EXERCISE GOAL:
Among the entries that follow, tally the lines with the string "content". Give no more than the number.

DATA IN THIS EXERCISE:
----------------

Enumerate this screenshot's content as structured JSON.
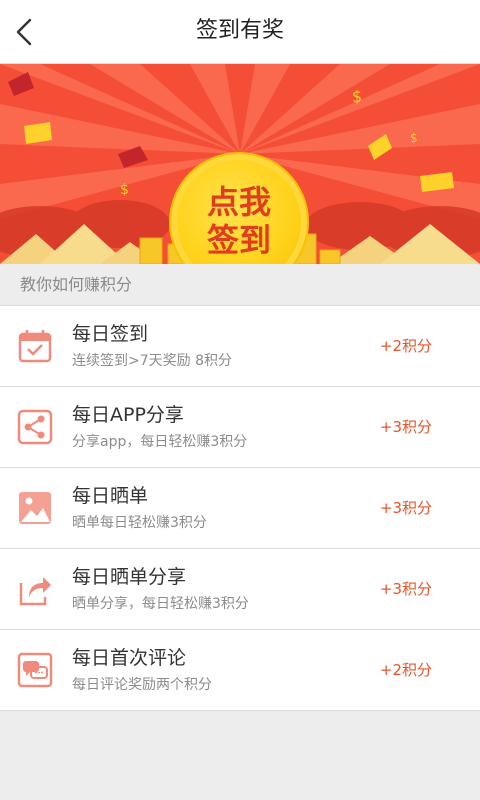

----------------

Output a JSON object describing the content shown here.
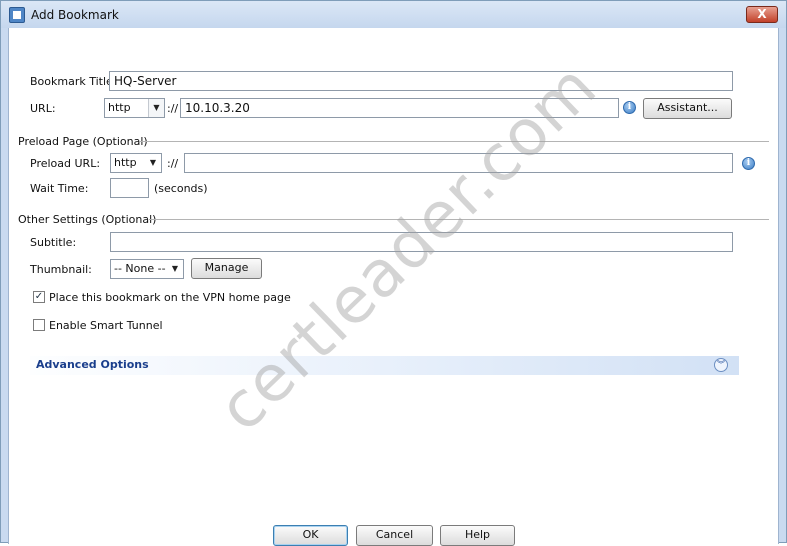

----------------

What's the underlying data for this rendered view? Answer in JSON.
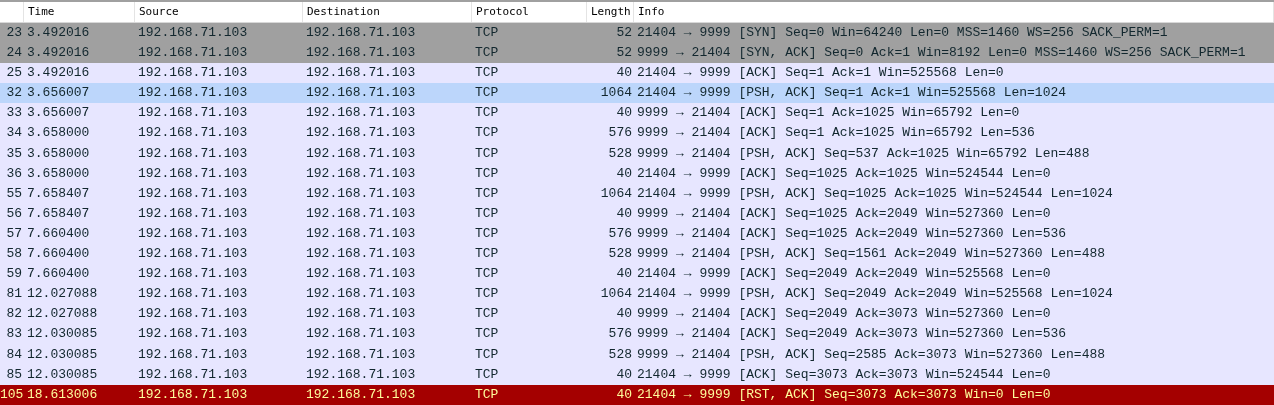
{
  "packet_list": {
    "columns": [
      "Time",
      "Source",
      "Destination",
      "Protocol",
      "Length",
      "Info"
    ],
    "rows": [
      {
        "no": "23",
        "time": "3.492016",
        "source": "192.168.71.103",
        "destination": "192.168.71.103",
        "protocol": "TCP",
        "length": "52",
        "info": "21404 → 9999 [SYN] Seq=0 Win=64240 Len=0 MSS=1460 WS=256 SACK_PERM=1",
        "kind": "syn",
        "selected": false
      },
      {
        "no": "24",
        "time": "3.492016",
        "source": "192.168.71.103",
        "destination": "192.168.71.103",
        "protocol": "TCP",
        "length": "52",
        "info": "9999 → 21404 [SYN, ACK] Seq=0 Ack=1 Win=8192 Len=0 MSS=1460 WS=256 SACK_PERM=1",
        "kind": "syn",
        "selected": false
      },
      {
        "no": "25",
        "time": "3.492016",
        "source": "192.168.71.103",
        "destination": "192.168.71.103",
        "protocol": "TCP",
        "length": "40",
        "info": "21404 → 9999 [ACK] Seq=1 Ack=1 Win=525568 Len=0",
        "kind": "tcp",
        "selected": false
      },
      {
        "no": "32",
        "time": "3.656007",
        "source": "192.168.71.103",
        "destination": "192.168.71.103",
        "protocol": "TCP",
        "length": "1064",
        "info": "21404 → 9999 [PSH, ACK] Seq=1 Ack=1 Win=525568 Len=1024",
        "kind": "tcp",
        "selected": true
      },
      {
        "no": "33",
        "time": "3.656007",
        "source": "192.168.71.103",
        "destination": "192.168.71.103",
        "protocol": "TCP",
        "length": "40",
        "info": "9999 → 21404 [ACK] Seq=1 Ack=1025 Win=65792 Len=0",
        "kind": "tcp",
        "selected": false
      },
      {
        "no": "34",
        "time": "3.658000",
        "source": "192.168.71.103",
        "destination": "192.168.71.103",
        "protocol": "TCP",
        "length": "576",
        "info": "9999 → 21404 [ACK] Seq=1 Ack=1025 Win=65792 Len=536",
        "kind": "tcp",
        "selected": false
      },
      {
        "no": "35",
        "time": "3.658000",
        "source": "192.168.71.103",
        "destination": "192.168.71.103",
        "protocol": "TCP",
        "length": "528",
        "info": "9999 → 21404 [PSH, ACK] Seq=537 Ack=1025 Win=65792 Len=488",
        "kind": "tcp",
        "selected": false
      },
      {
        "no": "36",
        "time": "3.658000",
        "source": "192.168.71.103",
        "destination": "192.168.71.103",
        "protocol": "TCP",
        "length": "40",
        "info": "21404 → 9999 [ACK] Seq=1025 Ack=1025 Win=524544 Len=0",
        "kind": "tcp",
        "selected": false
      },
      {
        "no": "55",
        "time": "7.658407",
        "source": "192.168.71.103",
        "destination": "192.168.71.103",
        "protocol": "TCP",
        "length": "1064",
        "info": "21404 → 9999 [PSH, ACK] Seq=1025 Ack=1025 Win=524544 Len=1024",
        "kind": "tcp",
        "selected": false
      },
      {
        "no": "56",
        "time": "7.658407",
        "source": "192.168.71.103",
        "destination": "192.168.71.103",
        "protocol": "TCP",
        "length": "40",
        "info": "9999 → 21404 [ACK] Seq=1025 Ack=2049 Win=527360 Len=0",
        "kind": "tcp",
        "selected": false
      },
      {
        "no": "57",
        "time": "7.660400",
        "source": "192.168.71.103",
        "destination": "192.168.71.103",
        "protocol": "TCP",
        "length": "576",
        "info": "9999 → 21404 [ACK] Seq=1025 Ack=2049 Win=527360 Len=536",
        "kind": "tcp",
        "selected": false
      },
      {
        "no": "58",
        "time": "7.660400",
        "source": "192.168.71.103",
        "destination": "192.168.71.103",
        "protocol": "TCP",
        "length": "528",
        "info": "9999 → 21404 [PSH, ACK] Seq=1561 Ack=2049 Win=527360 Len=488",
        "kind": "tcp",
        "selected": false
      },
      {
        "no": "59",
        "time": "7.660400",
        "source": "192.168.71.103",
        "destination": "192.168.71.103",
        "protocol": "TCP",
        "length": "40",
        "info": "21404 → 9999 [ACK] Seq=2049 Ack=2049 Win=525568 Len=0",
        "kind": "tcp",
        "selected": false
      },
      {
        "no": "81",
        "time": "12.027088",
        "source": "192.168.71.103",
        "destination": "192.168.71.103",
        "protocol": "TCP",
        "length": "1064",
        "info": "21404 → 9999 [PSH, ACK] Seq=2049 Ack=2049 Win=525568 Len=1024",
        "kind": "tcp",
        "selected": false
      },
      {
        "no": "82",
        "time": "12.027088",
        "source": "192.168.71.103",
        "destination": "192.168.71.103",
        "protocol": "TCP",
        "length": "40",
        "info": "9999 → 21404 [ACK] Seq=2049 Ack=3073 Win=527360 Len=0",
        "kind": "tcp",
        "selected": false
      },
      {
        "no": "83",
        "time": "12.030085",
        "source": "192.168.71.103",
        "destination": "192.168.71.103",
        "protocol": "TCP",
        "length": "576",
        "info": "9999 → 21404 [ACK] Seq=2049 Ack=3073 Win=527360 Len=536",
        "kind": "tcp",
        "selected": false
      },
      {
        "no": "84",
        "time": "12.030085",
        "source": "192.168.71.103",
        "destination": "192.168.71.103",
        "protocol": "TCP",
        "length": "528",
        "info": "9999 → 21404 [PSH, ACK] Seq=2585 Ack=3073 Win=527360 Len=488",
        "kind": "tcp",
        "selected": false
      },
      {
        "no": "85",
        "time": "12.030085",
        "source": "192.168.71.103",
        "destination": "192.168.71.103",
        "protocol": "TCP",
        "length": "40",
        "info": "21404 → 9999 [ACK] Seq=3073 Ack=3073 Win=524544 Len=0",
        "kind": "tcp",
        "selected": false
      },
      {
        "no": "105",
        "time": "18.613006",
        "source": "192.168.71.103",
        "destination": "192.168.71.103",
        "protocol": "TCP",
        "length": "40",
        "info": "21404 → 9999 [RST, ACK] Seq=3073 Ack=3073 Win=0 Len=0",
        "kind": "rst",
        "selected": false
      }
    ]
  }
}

----------------

SOLUTION BELOW:
2